## Aim
Find the lines below that contain the string "title". Copy each one.

## Extracted entries
****************

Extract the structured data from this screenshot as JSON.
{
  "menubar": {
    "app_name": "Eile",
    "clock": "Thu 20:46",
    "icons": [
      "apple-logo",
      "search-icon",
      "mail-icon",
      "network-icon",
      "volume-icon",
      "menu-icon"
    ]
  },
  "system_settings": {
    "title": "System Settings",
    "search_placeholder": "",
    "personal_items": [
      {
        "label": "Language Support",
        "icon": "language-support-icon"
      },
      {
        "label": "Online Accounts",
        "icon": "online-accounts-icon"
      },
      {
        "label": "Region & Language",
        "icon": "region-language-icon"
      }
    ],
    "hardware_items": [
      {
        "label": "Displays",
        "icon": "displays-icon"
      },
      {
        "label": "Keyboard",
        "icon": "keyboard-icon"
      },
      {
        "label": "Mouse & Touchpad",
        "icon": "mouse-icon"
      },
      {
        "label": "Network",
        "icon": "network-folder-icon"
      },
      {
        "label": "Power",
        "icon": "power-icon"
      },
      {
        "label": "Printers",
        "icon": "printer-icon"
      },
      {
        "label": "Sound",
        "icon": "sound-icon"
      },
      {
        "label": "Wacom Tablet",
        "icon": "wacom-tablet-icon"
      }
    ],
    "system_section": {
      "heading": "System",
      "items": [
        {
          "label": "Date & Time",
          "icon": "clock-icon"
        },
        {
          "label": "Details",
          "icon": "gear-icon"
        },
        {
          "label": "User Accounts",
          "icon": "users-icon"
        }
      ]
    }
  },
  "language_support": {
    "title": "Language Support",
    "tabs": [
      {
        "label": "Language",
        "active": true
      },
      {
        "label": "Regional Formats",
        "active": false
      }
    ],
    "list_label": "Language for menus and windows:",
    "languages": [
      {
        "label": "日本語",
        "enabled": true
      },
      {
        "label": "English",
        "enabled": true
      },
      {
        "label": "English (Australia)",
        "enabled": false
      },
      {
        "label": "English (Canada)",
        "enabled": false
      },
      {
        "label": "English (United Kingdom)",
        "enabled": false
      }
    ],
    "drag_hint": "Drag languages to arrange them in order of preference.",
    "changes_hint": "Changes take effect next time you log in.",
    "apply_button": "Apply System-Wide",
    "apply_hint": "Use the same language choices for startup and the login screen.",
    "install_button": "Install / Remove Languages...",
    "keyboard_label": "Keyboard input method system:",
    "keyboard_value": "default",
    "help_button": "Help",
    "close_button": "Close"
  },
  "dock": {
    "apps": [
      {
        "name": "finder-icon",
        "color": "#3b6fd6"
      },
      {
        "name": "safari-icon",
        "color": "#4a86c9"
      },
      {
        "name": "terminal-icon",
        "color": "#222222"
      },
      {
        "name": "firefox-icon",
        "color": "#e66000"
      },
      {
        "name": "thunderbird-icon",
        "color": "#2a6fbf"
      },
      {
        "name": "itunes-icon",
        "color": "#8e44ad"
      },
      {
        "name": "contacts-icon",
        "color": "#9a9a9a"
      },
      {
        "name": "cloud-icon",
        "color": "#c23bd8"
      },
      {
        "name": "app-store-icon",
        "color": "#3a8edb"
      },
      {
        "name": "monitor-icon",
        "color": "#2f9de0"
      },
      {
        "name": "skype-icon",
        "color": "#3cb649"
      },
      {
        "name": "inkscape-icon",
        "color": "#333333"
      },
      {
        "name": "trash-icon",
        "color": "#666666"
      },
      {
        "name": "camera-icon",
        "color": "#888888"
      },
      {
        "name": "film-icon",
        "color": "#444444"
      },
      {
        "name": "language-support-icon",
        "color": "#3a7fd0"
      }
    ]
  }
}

****************

## Answer to the exercise
    "title": "System Settings",
    "title": "Language Support",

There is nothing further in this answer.